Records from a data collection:
_ _ _ _ _ _ _

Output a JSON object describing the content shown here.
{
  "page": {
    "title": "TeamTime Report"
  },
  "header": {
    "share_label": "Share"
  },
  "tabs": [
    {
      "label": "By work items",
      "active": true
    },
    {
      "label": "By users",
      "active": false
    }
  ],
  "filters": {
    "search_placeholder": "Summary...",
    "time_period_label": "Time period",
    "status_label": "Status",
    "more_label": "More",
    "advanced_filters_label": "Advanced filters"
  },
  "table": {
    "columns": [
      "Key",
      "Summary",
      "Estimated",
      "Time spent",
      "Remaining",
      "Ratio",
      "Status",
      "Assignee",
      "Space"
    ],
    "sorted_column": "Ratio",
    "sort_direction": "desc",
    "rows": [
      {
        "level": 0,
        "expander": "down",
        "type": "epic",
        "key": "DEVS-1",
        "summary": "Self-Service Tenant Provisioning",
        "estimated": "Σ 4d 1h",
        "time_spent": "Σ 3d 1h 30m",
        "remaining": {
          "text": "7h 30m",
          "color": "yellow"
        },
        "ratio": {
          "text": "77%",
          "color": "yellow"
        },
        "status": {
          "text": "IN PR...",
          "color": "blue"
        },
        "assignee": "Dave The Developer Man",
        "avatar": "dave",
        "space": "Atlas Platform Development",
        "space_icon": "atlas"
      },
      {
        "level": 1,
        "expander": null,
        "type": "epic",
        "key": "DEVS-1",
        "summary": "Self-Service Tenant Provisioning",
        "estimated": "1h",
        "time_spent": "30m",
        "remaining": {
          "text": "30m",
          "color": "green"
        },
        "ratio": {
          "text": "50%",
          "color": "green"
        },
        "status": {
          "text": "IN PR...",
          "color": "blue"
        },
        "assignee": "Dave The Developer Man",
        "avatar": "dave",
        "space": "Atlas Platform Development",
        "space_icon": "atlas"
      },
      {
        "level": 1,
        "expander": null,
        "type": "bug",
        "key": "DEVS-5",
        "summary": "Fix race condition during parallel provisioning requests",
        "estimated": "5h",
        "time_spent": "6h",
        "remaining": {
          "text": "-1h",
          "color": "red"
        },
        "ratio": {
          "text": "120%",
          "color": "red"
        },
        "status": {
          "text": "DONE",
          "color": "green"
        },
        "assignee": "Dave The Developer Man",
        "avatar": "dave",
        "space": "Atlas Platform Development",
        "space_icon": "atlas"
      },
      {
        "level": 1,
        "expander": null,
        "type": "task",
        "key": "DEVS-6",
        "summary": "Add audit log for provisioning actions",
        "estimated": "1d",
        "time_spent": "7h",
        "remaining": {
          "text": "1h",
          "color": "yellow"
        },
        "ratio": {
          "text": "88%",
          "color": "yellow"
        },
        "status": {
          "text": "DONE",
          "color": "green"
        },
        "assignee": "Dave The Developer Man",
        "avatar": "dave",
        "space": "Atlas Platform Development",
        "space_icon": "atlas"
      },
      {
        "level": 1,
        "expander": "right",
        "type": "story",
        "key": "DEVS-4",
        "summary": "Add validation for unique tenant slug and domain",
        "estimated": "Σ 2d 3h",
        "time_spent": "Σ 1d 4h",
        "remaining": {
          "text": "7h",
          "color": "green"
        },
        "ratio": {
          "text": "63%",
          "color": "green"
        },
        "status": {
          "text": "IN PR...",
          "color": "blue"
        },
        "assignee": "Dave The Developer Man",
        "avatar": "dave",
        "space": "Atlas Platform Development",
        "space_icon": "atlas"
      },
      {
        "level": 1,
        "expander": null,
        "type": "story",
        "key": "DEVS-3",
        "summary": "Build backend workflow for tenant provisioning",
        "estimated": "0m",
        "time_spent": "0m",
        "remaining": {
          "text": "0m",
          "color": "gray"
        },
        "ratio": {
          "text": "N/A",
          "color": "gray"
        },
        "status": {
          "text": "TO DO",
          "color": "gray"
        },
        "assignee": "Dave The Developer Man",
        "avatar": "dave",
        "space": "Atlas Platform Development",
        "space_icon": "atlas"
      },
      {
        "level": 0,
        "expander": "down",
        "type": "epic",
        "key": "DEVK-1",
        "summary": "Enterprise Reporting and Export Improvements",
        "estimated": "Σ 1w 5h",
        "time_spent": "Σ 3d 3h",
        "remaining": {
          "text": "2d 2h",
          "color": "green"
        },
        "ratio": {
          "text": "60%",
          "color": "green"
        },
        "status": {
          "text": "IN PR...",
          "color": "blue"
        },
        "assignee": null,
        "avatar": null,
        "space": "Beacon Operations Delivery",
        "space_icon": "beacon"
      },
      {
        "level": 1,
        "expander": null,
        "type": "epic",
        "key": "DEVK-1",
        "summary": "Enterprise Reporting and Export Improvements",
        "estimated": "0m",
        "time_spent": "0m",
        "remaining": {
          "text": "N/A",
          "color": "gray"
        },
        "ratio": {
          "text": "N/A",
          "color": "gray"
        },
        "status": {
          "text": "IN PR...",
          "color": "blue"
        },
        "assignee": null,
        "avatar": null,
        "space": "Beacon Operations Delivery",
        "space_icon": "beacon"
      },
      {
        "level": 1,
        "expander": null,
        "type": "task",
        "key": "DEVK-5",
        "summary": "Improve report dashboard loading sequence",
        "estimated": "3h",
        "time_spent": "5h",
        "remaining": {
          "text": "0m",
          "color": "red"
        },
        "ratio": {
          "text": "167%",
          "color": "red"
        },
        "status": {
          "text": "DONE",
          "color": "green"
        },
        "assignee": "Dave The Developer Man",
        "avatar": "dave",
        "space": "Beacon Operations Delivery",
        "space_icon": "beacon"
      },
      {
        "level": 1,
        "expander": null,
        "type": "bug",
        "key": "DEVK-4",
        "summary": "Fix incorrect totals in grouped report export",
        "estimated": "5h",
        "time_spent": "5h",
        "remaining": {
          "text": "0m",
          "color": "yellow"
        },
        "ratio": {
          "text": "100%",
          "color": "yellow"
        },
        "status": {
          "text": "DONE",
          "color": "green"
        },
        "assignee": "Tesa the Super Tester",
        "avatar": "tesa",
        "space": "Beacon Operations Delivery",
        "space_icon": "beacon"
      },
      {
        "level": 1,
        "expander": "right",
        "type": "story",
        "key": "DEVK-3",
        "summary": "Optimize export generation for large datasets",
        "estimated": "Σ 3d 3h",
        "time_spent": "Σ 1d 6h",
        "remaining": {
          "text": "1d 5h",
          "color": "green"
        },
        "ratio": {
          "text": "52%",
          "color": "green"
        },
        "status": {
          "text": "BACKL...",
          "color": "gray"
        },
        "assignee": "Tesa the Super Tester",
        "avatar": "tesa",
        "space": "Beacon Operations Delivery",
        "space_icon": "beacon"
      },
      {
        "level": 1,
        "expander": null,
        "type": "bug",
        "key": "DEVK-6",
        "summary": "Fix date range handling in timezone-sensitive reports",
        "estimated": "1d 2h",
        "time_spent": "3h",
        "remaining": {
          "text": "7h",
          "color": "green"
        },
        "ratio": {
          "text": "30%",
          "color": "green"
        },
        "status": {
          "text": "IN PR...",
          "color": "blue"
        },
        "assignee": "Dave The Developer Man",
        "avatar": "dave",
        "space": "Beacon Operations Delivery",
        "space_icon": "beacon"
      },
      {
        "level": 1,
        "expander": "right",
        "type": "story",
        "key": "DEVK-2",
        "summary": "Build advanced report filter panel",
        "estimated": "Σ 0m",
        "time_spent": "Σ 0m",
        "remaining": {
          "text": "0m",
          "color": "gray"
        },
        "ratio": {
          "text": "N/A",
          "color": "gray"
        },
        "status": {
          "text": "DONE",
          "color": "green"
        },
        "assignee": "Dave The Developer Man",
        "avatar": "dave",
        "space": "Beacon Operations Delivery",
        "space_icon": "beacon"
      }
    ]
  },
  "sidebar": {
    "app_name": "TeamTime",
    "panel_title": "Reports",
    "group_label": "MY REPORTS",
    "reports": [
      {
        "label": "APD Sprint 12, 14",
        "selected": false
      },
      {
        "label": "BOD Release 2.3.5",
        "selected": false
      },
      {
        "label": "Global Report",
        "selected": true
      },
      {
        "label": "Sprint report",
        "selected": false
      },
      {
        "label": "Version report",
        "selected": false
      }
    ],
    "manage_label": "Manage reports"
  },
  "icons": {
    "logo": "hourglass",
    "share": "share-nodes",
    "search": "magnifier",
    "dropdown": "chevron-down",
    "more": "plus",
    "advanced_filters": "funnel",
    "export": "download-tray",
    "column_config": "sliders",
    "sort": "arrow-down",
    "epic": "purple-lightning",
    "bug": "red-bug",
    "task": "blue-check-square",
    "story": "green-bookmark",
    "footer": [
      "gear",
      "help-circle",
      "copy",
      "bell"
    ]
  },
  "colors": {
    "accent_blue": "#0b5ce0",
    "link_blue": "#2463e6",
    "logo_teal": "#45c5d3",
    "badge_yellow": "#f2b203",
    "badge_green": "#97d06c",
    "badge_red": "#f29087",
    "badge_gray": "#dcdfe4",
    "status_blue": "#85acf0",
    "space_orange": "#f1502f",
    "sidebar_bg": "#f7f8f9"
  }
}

_ _ _ _ _ _ _

## [Brief]
Find "Sprint". Copy every line it occurs in.

## [Task result]
        "label": "APD Sprint 12, 14",
        "label": "Sprint report",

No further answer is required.